## YOUR TASK
Each entry that follows must be output without any deviation.

Dataset entries:

= = = =

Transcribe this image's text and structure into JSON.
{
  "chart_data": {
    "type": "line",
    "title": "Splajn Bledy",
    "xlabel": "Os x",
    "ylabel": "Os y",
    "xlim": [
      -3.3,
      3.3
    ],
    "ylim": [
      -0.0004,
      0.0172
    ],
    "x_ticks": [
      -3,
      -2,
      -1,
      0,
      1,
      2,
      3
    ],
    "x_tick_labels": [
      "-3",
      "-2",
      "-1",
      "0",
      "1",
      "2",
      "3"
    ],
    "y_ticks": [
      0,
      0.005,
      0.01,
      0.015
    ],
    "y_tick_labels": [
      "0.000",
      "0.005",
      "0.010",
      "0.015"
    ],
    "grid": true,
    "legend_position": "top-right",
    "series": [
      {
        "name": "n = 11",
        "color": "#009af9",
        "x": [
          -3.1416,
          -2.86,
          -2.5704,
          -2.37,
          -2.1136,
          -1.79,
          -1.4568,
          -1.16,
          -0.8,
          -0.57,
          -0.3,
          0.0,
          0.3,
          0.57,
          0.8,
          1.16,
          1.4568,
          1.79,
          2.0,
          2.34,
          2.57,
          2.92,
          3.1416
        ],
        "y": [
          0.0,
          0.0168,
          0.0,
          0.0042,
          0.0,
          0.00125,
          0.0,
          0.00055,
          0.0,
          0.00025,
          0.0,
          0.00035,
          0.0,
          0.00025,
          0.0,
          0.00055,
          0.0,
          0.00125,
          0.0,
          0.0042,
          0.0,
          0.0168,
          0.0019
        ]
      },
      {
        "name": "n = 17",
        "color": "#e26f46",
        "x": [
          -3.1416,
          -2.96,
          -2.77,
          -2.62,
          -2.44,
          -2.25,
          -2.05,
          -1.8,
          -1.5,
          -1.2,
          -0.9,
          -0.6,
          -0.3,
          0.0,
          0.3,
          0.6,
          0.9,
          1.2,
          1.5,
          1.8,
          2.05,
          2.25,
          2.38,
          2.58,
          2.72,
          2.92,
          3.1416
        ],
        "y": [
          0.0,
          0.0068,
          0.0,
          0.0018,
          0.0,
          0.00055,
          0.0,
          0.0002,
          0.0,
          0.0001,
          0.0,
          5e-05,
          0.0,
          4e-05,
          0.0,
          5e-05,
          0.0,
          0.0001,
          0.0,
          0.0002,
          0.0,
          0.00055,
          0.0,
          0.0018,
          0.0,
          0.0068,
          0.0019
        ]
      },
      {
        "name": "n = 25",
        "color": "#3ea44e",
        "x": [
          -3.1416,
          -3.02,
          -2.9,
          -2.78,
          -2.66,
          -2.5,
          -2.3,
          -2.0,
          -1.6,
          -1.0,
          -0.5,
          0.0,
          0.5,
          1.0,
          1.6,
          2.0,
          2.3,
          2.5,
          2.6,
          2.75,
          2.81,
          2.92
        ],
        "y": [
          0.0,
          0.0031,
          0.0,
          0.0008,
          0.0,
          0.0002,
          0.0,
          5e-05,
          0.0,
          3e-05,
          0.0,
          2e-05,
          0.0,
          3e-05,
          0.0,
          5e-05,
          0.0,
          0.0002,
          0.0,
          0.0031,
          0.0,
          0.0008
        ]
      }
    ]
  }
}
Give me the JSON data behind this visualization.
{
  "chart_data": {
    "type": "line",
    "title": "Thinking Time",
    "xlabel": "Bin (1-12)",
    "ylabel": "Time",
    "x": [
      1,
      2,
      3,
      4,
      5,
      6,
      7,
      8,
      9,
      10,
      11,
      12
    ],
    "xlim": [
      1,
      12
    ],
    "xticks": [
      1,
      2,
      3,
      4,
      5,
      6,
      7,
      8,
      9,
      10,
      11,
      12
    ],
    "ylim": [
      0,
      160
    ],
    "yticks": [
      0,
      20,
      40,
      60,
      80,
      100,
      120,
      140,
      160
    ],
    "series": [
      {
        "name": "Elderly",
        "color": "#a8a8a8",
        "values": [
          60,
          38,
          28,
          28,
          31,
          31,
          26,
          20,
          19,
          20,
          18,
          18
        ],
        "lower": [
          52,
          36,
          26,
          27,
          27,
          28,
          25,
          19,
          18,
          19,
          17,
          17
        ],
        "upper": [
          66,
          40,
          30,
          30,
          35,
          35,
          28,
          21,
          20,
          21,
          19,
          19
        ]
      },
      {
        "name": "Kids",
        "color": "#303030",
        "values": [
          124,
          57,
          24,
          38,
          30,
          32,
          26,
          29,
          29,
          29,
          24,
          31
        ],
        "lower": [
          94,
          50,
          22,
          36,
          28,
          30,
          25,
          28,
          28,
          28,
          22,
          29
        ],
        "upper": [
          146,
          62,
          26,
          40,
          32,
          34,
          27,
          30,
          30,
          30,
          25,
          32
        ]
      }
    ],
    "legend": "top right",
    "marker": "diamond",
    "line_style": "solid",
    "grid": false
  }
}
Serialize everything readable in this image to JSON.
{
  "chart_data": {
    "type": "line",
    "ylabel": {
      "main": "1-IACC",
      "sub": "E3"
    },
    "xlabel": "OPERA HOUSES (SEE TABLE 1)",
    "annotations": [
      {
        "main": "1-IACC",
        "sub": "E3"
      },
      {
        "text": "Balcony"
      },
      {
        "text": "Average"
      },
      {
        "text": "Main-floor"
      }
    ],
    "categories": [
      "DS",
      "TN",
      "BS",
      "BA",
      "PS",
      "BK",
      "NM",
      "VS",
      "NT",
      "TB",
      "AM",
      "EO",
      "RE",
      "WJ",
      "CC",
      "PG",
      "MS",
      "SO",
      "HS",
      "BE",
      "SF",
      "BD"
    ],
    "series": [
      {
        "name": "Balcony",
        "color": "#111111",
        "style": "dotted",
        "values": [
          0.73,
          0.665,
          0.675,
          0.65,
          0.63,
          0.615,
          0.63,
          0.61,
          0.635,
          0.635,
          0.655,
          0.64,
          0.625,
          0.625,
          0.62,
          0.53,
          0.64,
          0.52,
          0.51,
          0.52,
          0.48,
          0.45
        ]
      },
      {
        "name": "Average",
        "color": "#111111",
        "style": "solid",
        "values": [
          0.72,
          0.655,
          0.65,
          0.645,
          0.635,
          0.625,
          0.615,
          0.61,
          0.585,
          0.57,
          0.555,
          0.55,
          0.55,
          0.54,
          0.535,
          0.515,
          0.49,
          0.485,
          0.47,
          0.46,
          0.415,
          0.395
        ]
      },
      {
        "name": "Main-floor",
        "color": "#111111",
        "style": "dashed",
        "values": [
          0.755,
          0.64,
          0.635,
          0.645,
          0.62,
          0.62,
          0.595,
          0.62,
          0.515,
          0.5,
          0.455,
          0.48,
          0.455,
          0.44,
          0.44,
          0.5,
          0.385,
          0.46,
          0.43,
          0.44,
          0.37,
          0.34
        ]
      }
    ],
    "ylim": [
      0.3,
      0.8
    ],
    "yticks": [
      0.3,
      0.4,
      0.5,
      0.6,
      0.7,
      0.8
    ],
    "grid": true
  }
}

= = = =

## TASK ANSWER
Transcribe this image's text and structure into JSON.
{
  "chart_data": {
    "type": "line",
    "title": "Splajn Bledy",
    "xlabel": "Os x",
    "ylabel": "Os y",
    "xlim": [
      -3.3,
      3.3
    ],
    "ylim": [
      -0.0004,
      0.0172
    ],
    "x_ticks": [
      -3,
      -2,
      -1,
      0,
      1,
      2,
      3
    ],
    "x_tick_labels": [
      "-3",
      "-2",
      "-1",
      "0",
      "1",
      "2",
      "3"
    ],
    "y_ticks": [
      0,
      0.005,
      0.01,
      0.015
    ],
    "y_tick_labels": [
      "0.000",
      "0.005",
      "0.010",
      "0.015"
    ],
    "grid": true,
    "legend_position": "top-right",
    "series": [
      {
        "name": "n = 11",
        "color": "#009af9",
        "x": [
          -3.1416,
          -2.86,
          -2.5704,
          -2.37,
          -2.1136,
          -1.79,
          -1.4568,
          -1.16,
          -0.8,
          -0.57,
          -0.3,
          0.0,
          0.3,
          0.57,
          0.8,
          1.16,
          1.4568,
          1.79,
          2.0,
          2.34,
          2.57,
          2.92,
          3.1416
        ],
        "y": [
          0.0,
          0.0168,
          0.0,
          0.0042,
          0.0,
          0.00125,
          0.0,
          0.00055,
          0.0,
          0.00025,
          0.0,
          0.00035,
          0.0,
          0.00025,
          0.0,
          0.00055,
          0.0,
          0.00125,
          0.0,
          0.0042,
          0.0,
          0.0168,
          0.0019
        ]
      },
      {
        "name": "n = 17",
        "color": "#e26f46",
        "x": [
          -3.1416,
          -2.96,
          -2.77,
          -2.62,
          -2.44,
          -2.25,
          -2.05,
          -1.8,
          -1.5,
          -1.2,
          -0.9,
          -0.6,
          -0.3,
          0.0,
          0.3,
          0.6,
          0.9,
          1.2,
          1.5,
          1.8,
          2.05,
          2.25,
          2.38,
          2.58,
          2.72,
          2.92,
          3.1416
        ],
        "y": [
          0.0,
          0.0068,
          0.0,
          0.0018,
          0.0,
          0.00055,
          0.0,
          0.0002,
          0.0,
          0.0001,
          0.0,
          5e-05,
          0.0,
          4e-05,
          0.0,
          5e-05,
          0.0,
          0.0001,
          0.0,
          0.0002,
          0.0,
          0.00055,
          0.0,
          0.0018,
          0.0,
          0.0068,
          0.0019
        ]
      },
      {
        "name": "n = 25",
        "color": "#3ea44e",
        "x": [
          -3.1416,
          -3.02,
          -2.9,
          -2.78,
          -2.66,
          -2.5,
          -2.3,
          -2.0,
          -1.6,
          -1.0,
          -0.5,
          0.0,
          0.5,
          1.0,
          1.6,
          2.0,
          2.3,
          2.5,
          2.6,
          2.75,
          2.81,
          2.92
        ],
        "y": [
          0.0,
          0.0031,
          0.0,
          0.0008,
          0.0,
          0.0002,
          0.0,
          5e-05,
          0.0,
          3e-05,
          0.0,
          2e-05,
          0.0,
          3e-05,
          0.0,
          5e-05,
          0.0,
          0.0002,
          0.0,
          0.0031,
          0.0,
          0.0008
        ]
      }
    ]
  }
}
Give me the JSON data behind this visualization.
{
  "chart_data": {
    "type": "line",
    "title": "Thinking Time",
    "xlabel": "Bin (1-12)",
    "ylabel": "Time",
    "x": [
      1,
      2,
      3,
      4,
      5,
      6,
      7,
      8,
      9,
      10,
      11,
      12
    ],
    "xlim": [
      1,
      12
    ],
    "xticks": [
      1,
      2,
      3,
      4,
      5,
      6,
      7,
      8,
      9,
      10,
      11,
      12
    ],
    "ylim": [
      0,
      160
    ],
    "yticks": [
      0,
      20,
      40,
      60,
      80,
      100,
      120,
      140,
      160
    ],
    "series": [
      {
        "name": "Elderly",
        "color": "#a8a8a8",
        "values": [
          60,
          38,
          28,
          28,
          31,
          31,
          26,
          20,
          19,
          20,
          18,
          18
        ],
        "lower": [
          52,
          36,
          26,
          27,
          27,
          28,
          25,
          19,
          18,
          19,
          17,
          17
        ],
        "upper": [
          66,
          40,
          30,
          30,
          35,
          35,
          28,
          21,
          20,
          21,
          19,
          19
        ]
      },
      {
        "name": "Kids",
        "color": "#303030",
        "values": [
          124,
          57,
          24,
          38,
          30,
          32,
          26,
          29,
          29,
          29,
          24,
          31
        ],
        "lower": [
          94,
          50,
          22,
          36,
          28,
          30,
          25,
          28,
          28,
          28,
          22,
          29
        ],
        "upper": [
          146,
          62,
          26,
          40,
          32,
          34,
          27,
          30,
          30,
          30,
          25,
          32
        ]
      }
    ],
    "legend": "top right",
    "marker": "diamond",
    "line_style": "solid",
    "grid": false
  }
}
Serialize everything readable in this image to JSON.
{
  "chart_data": {
    "type": "line",
    "ylabel": {
      "main": "1-IACC",
      "sub": "E3"
    },
    "xlabel": "OPERA HOUSES (SEE TABLE 1)",
    "annotations": [
      {
        "main": "1-IACC",
        "sub": "E3"
      },
      {
        "text": "Balcony"
      },
      {
        "text": "Average"
      },
      {
        "text": "Main-floor"
      }
    ],
    "categories": [
      "DS",
      "TN",
      "BS",
      "BA",
      "PS",
      "BK",
      "NM",
      "VS",
      "NT",
      "TB",
      "AM",
      "EO",
      "RE",
      "WJ",
      "CC",
      "PG",
      "MS",
      "SO",
      "HS",
      "BE",
      "SF",
      "BD"
    ],
    "series": [
      {
        "name": "Balcony",
        "color": "#111111",
        "style": "dotted",
        "values": [
          0.73,
          0.665,
          0.675,
          0.65,
          0.63,
          0.615,
          0.63,
          0.61,
          0.635,
          0.635,
          0.655,
          0.64,
          0.625,
          0.625,
          0.62,
          0.53,
          0.64,
          0.52,
          0.51,
          0.52,
          0.48,
          0.45
        ]
      },
      {
        "name": "Average",
        "color": "#111111",
        "style": "solid",
        "values": [
          0.72,
          0.655,
          0.65,
          0.645,
          0.635,
          0.625,
          0.615,
          0.61,
          0.585,
          0.57,
          0.555,
          0.55,
          0.55,
          0.54,
          0.535,
          0.515,
          0.49,
          0.485,
          0.47,
          0.46,
          0.415,
          0.395
        ]
      },
      {
        "name": "Main-floor",
        "color": "#111111",
        "style": "dashed",
        "values": [
          0.755,
          0.64,
          0.635,
          0.645,
          0.62,
          0.62,
          0.595,
          0.62,
          0.515,
          0.5,
          0.455,
          0.48,
          0.455,
          0.44,
          0.44,
          0.5,
          0.385,
          0.46,
          0.43,
          0.44,
          0.37,
          0.34
        ]
      }
    ],
    "ylim": [
      0.3,
      0.8
    ],
    "yticks": [
      0.3,
      0.4,
      0.5,
      0.6,
      0.7,
      0.8
    ],
    "grid": true
  }
}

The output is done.